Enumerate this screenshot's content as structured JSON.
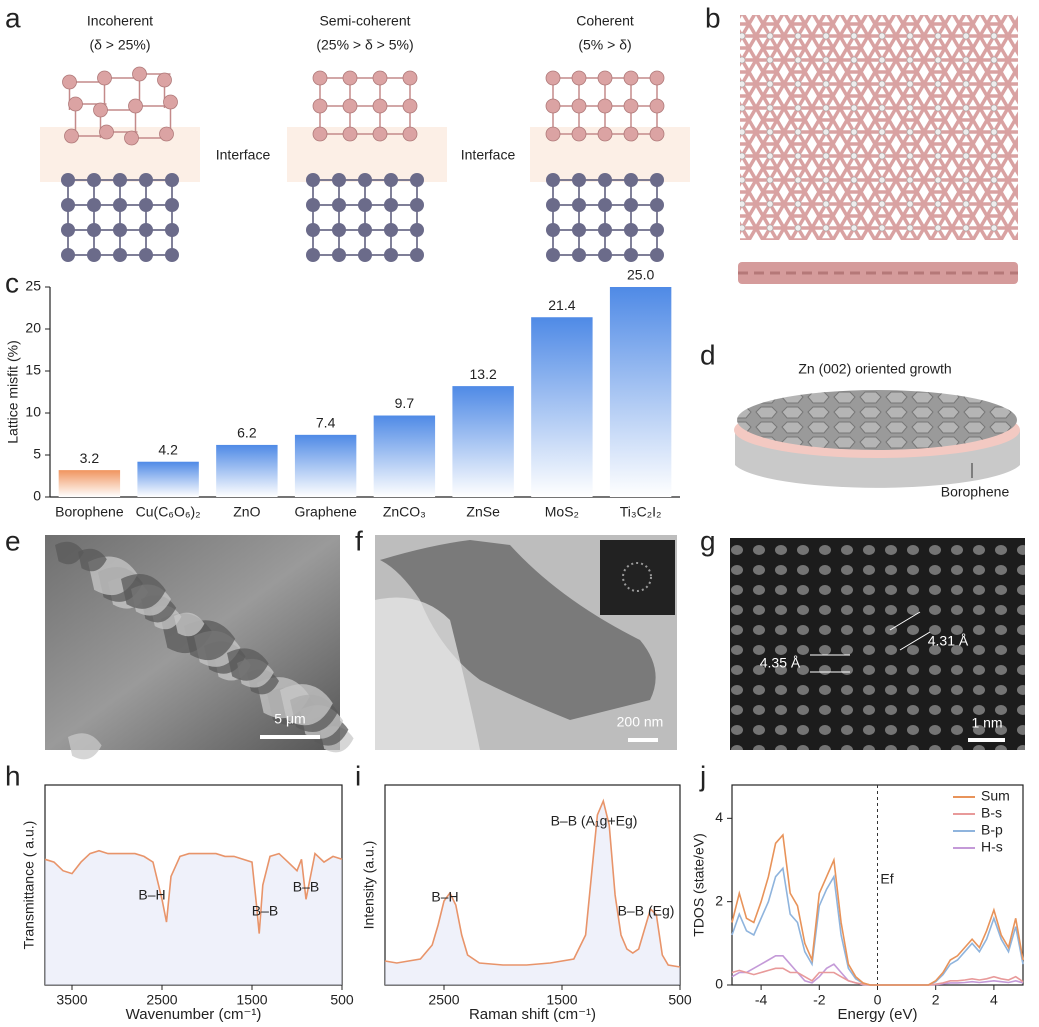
{
  "panel_letters": [
    "a",
    "b",
    "c",
    "d",
    "e",
    "f",
    "g",
    "h",
    "i",
    "j"
  ],
  "panel_a": {
    "columns": [
      {
        "title": "Incoherent",
        "condition": "(δ > 25%)"
      },
      {
        "title": "Semi-coherent",
        "condition": "(25% > δ > 5%)"
      },
      {
        "title": "Coherent",
        "condition": "(5% > δ)"
      }
    ],
    "interface_labels": [
      "Interface",
      "Interface"
    ]
  },
  "panel_d": {
    "title": "Zn (002) oriented growth",
    "label": "Borophene"
  },
  "panel_e": {
    "scale_bar": "5 μm"
  },
  "panel_f": {
    "scale_bar": "200 nm"
  },
  "panel_g": {
    "spacings": [
      "4.35 Å",
      "4.31 Å"
    ],
    "scale_bar": "1 nm"
  },
  "chart_data": [
    {
      "type": "bar",
      "ylabel": "Lattice misfit (%)",
      "categories": [
        "Borophene",
        "Cu(C₆O₆)₂",
        "ZnO",
        "Graphene",
        "ZnCO₃",
        "ZnSe",
        "MoS₂",
        "Ti₃C₂I₂"
      ],
      "values": [
        3.2,
        4.2,
        6.2,
        7.4,
        9.7,
        13.2,
        21.4,
        25.0
      ],
      "value_labels": [
        "3.2",
        "4.2",
        "6.2",
        "7.4",
        "9.7",
        "13.2",
        "21.4",
        "25.0"
      ],
      "colors": [
        "#f0955f",
        "#4f8ae6",
        "#4f8ae6",
        "#4f8ae6",
        "#4f8ae6",
        "#4f8ae6",
        "#4f8ae6",
        "#4f8ae6"
      ],
      "ylim": [
        0,
        25
      ],
      "yticks": [
        0,
        5,
        10,
        15,
        20,
        25
      ]
    },
    {
      "type": "line",
      "xlabel": "Wavenumber (cm⁻¹)",
      "ylabel": "Transmittance ( a.u.)",
      "x": [
        3800,
        3700,
        3600,
        3500,
        3400,
        3300,
        3200,
        3100,
        3000,
        2900,
        2800,
        2700,
        2600,
        2500,
        2450,
        2400,
        2300,
        2200,
        2100,
        2000,
        1900,
        1800,
        1700,
        1600,
        1500,
        1450,
        1420,
        1380,
        1300,
        1200,
        1100,
        1000,
        950,
        900,
        850,
        800,
        700,
        600,
        500
      ],
      "values": [
        7.4,
        7.3,
        7.0,
        6.9,
        7.3,
        7.6,
        7.7,
        7.6,
        7.6,
        7.6,
        7.6,
        7.5,
        7.3,
        6.0,
        5.2,
        6.8,
        7.5,
        7.6,
        7.6,
        7.6,
        7.6,
        7.5,
        7.5,
        7.4,
        7.3,
        5.8,
        4.8,
        6.5,
        7.5,
        7.6,
        7.3,
        7.0,
        7.4,
        6.0,
        6.8,
        7.6,
        7.3,
        7.5,
        7.4
      ],
      "color": "#e8946a",
      "xlim": [
        3800,
        500
      ],
      "xticks": [
        3500,
        2500,
        1500,
        500
      ],
      "ylim": [
        3,
        10
      ],
      "annotations": [
        "B–H",
        "B–B",
        "B–B"
      ]
    },
    {
      "type": "line",
      "xlabel": "Raman shift (cm⁻¹)",
      "ylabel": "Intensity (a.u.)",
      "x": [
        3000,
        2900,
        2800,
        2700,
        2600,
        2550,
        2500,
        2450,
        2400,
        2350,
        2300,
        2200,
        2000,
        1800,
        1600,
        1400,
        1300,
        1250,
        1200,
        1150,
        1100,
        1050,
        1000,
        950,
        900,
        850,
        800,
        750,
        700,
        650,
        600,
        500
      ],
      "values": [
        1.2,
        1.1,
        1.2,
        1.3,
        2.0,
        3.0,
        4.2,
        4.6,
        4.0,
        2.5,
        1.5,
        1.1,
        1.0,
        1.0,
        1.1,
        1.3,
        2.5,
        5.5,
        8.5,
        9.2,
        8.0,
        4.5,
        2.5,
        1.8,
        1.6,
        1.8,
        2.8,
        3.8,
        3.5,
        1.5,
        1.0,
        0.9
      ],
      "color": "#e8946a",
      "xlim": [
        3000,
        500
      ],
      "xticks": [
        2500,
        1500,
        500
      ],
      "ylim": [
        0,
        10
      ],
      "annotations": [
        "B–H",
        "B–B (A₁g+Eg)",
        "B–B (Eg)"
      ]
    },
    {
      "type": "line",
      "xlabel": "Energy (eV)",
      "ylabel": "TDOS (state/eV)",
      "x": [
        -5,
        -4.75,
        -4.5,
        -4.25,
        -4,
        -3.75,
        -3.5,
        -3.25,
        -3,
        -2.75,
        -2.5,
        -2.25,
        -2,
        -1.75,
        -1.5,
        -1.25,
        -1,
        -0.75,
        -0.5,
        -0.25,
        0,
        0.25,
        0.5,
        0.75,
        1,
        1.25,
        1.5,
        1.75,
        2,
        2.25,
        2.5,
        2.75,
        3,
        3.25,
        3.5,
        3.75,
        4,
        4.25,
        4.5,
        4.75,
        5
      ],
      "series": [
        {
          "name": "Sum",
          "color": "#e8935a",
          "values": [
            1.5,
            2.2,
            1.6,
            1.5,
            2.0,
            2.6,
            3.4,
            3.6,
            2.2,
            1.9,
            1.0,
            0.6,
            2.2,
            2.6,
            3.0,
            1.5,
            0.5,
            0.2,
            0.05,
            0,
            0,
            0,
            0,
            0,
            0,
            0,
            0,
            0,
            0.1,
            0.3,
            0.6,
            0.7,
            0.9,
            1.1,
            0.9,
            1.3,
            1.8,
            1.2,
            0.9,
            1.6,
            0.6
          ]
        },
        {
          "name": "B-s",
          "color": "#e89a9a",
          "values": [
            0.3,
            0.35,
            0.3,
            0.25,
            0.3,
            0.35,
            0.4,
            0.4,
            0.3,
            0.3,
            0.2,
            0.1,
            0.3,
            0.3,
            0.3,
            0.2,
            0.1,
            0.05,
            0.02,
            0,
            0,
            0,
            0,
            0,
            0,
            0,
            0,
            0,
            0.02,
            0.05,
            0.1,
            0.1,
            0.12,
            0.15,
            0.12,
            0.15,
            0.2,
            0.15,
            0.12,
            0.2,
            0.08
          ]
        },
        {
          "name": "B-p",
          "color": "#8fb4dd",
          "values": [
            1.2,
            1.7,
            1.3,
            1.2,
            1.6,
            2.0,
            2.6,
            2.8,
            1.7,
            1.5,
            0.8,
            0.5,
            1.9,
            2.3,
            2.6,
            1.2,
            0.4,
            0.15,
            0.04,
            0,
            0,
            0,
            0,
            0,
            0,
            0,
            0,
            0,
            0.08,
            0.25,
            0.5,
            0.6,
            0.8,
            1.0,
            0.8,
            1.1,
            1.6,
            1.1,
            0.8,
            1.4,
            0.5
          ]
        },
        {
          "name": "H-s",
          "color": "#c49ad8",
          "values": [
            0.2,
            0.3,
            0.3,
            0.4,
            0.5,
            0.6,
            0.7,
            0.7,
            0.5,
            0.3,
            0.1,
            0.05,
            0.2,
            0.4,
            0.5,
            0.3,
            0.1,
            0.05,
            0.01,
            0,
            0,
            0,
            0,
            0,
            0,
            0,
            0,
            0,
            0.01,
            0.03,
            0.05,
            0.05,
            0.06,
            0.08,
            0.06,
            0.08,
            0.1,
            0.08,
            0.06,
            0.1,
            0.05
          ]
        }
      ],
      "xlim": [
        -5,
        5
      ],
      "xticks": [
        -4,
        -2,
        0,
        2,
        4
      ],
      "ylim": [
        0,
        4.8
      ],
      "yticks": [
        0,
        2,
        4
      ],
      "annotations": [
        "Ef"
      ]
    }
  ]
}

******************************

■ PROBLEM DETAILS: The data should be printed again unchanged; leave its pictures out.

■ ANSWER TO THE EXERCISE:
Enumerate this screenshot's content as structured JSON.
{
  "panel_letters": [
    "a",
    "b",
    "c",
    "d",
    "e",
    "f",
    "g",
    "h",
    "i",
    "j"
  ],
  "panel_a": {
    "columns": [
      {
        "title": "Incoherent",
        "condition": "(δ > 25%)"
      },
      {
        "title": "Semi-coherent",
        "condition": "(25% > δ > 5%)"
      },
      {
        "title": "Coherent",
        "condition": "(5% > δ)"
      }
    ],
    "interface_labels": [
      "Interface",
      "Interface"
    ]
  },
  "panel_d": {
    "title": "Zn (002) oriented growth",
    "label": "Borophene"
  },
  "panel_e": {
    "scale_bar": "5 μm"
  },
  "panel_f": {
    "scale_bar": "200 nm"
  },
  "panel_g": {
    "spacings": [
      "4.35 Å",
      "4.31 Å"
    ],
    "scale_bar": "1 nm"
  },
  "chart_data": [
    {
      "type": "bar",
      "ylabel": "Lattice misfit (%)",
      "categories": [
        "Borophene",
        "Cu(C₆O₆)₂",
        "ZnO",
        "Graphene",
        "ZnCO₃",
        "ZnSe",
        "MoS₂",
        "Ti₃C₂I₂"
      ],
      "values": [
        3.2,
        4.2,
        6.2,
        7.4,
        9.7,
        13.2,
        21.4,
        25.0
      ],
      "value_labels": [
        "3.2",
        "4.2",
        "6.2",
        "7.4",
        "9.7",
        "13.2",
        "21.4",
        "25.0"
      ],
      "colors": [
        "#f0955f",
        "#4f8ae6",
        "#4f8ae6",
        "#4f8ae6",
        "#4f8ae6",
        "#4f8ae6",
        "#4f8ae6",
        "#4f8ae6"
      ],
      "ylim": [
        0,
        25
      ],
      "yticks": [
        0,
        5,
        10,
        15,
        20,
        25
      ]
    },
    {
      "type": "line",
      "xlabel": "Wavenumber (cm⁻¹)",
      "ylabel": "Transmittance ( a.u.)",
      "x": [
        3800,
        3700,
        3600,
        3500,
        3400,
        3300,
        3200,
        3100,
        3000,
        2900,
        2800,
        2700,
        2600,
        2500,
        2450,
        2400,
        2300,
        2200,
        2100,
        2000,
        1900,
        1800,
        1700,
        1600,
        1500,
        1450,
        1420,
        1380,
        1300,
        1200,
        1100,
        1000,
        950,
        900,
        850,
        800,
        700,
        600,
        500
      ],
      "values": [
        7.4,
        7.3,
        7.0,
        6.9,
        7.3,
        7.6,
        7.7,
        7.6,
        7.6,
        7.6,
        7.6,
        7.5,
        7.3,
        6.0,
        5.2,
        6.8,
        7.5,
        7.6,
        7.6,
        7.6,
        7.6,
        7.5,
        7.5,
        7.4,
        7.3,
        5.8,
        4.8,
        6.5,
        7.5,
        7.6,
        7.3,
        7.0,
        7.4,
        6.0,
        6.8,
        7.6,
        7.3,
        7.5,
        7.4
      ],
      "color": "#e8946a",
      "xlim": [
        3800,
        500
      ],
      "xticks": [
        3500,
        2500,
        1500,
        500
      ],
      "ylim": [
        3,
        10
      ],
      "annotations": [
        "B–H",
        "B–B",
        "B–B"
      ]
    },
    {
      "type": "line",
      "xlabel": "Raman shift (cm⁻¹)",
      "ylabel": "Intensity (a.u.)",
      "x": [
        3000,
        2900,
        2800,
        2700,
        2600,
        2550,
        2500,
        2450,
        2400,
        2350,
        2300,
        2200,
        2000,
        1800,
        1600,
        1400,
        1300,
        1250,
        1200,
        1150,
        1100,
        1050,
        1000,
        950,
        900,
        850,
        800,
        750,
        700,
        650,
        600,
        500
      ],
      "values": [
        1.2,
        1.1,
        1.2,
        1.3,
        2.0,
        3.0,
        4.2,
        4.6,
        4.0,
        2.5,
        1.5,
        1.1,
        1.0,
        1.0,
        1.1,
        1.3,
        2.5,
        5.5,
        8.5,
        9.2,
        8.0,
        4.5,
        2.5,
        1.8,
        1.6,
        1.8,
        2.8,
        3.8,
        3.5,
        1.5,
        1.0,
        0.9
      ],
      "color": "#e8946a",
      "xlim": [
        3000,
        500
      ],
      "xticks": [
        2500,
        1500,
        500
      ],
      "ylim": [
        0,
        10
      ],
      "annotations": [
        "B–H",
        "B–B (A₁g+Eg)",
        "B–B (Eg)"
      ]
    },
    {
      "type": "line",
      "xlabel": "Energy (eV)",
      "ylabel": "TDOS (state/eV)",
      "x": [
        -5,
        -4.75,
        -4.5,
        -4.25,
        -4,
        -3.75,
        -3.5,
        -3.25,
        -3,
        -2.75,
        -2.5,
        -2.25,
        -2,
        -1.75,
        -1.5,
        -1.25,
        -1,
        -0.75,
        -0.5,
        -0.25,
        0,
        0.25,
        0.5,
        0.75,
        1,
        1.25,
        1.5,
        1.75,
        2,
        2.25,
        2.5,
        2.75,
        3,
        3.25,
        3.5,
        3.75,
        4,
        4.25,
        4.5,
        4.75,
        5
      ],
      "series": [
        {
          "name": "Sum",
          "color": "#e8935a",
          "values": [
            1.5,
            2.2,
            1.6,
            1.5,
            2.0,
            2.6,
            3.4,
            3.6,
            2.2,
            1.9,
            1.0,
            0.6,
            2.2,
            2.6,
            3.0,
            1.5,
            0.5,
            0.2,
            0.05,
            0,
            0,
            0,
            0,
            0,
            0,
            0,
            0,
            0,
            0.1,
            0.3,
            0.6,
            0.7,
            0.9,
            1.1,
            0.9,
            1.3,
            1.8,
            1.2,
            0.9,
            1.6,
            0.6
          ]
        },
        {
          "name": "B-s",
          "color": "#e89a9a",
          "values": [
            0.3,
            0.35,
            0.3,
            0.25,
            0.3,
            0.35,
            0.4,
            0.4,
            0.3,
            0.3,
            0.2,
            0.1,
            0.3,
            0.3,
            0.3,
            0.2,
            0.1,
            0.05,
            0.02,
            0,
            0,
            0,
            0,
            0,
            0,
            0,
            0,
            0,
            0.02,
            0.05,
            0.1,
            0.1,
            0.12,
            0.15,
            0.12,
            0.15,
            0.2,
            0.15,
            0.12,
            0.2,
            0.08
          ]
        },
        {
          "name": "B-p",
          "color": "#8fb4dd",
          "values": [
            1.2,
            1.7,
            1.3,
            1.2,
            1.6,
            2.0,
            2.6,
            2.8,
            1.7,
            1.5,
            0.8,
            0.5,
            1.9,
            2.3,
            2.6,
            1.2,
            0.4,
            0.15,
            0.04,
            0,
            0,
            0,
            0,
            0,
            0,
            0,
            0,
            0,
            0.08,
            0.25,
            0.5,
            0.6,
            0.8,
            1.0,
            0.8,
            1.1,
            1.6,
            1.1,
            0.8,
            1.4,
            0.5
          ]
        },
        {
          "name": "H-s",
          "color": "#c49ad8",
          "values": [
            0.2,
            0.3,
            0.3,
            0.4,
            0.5,
            0.6,
            0.7,
            0.7,
            0.5,
            0.3,
            0.1,
            0.05,
            0.2,
            0.4,
            0.5,
            0.3,
            0.1,
            0.05,
            0.01,
            0,
            0,
            0,
            0,
            0,
            0,
            0,
            0,
            0,
            0.01,
            0.03,
            0.05,
            0.05,
            0.06,
            0.08,
            0.06,
            0.08,
            0.1,
            0.08,
            0.06,
            0.1,
            0.05
          ]
        }
      ],
      "xlim": [
        -5,
        5
      ],
      "xticks": [
        -4,
        -2,
        0,
        2,
        4
      ],
      "ylim": [
        0,
        4.8
      ],
      "yticks": [
        0,
        2,
        4
      ],
      "annotations": [
        "Ef"
      ]
    }
  ]
}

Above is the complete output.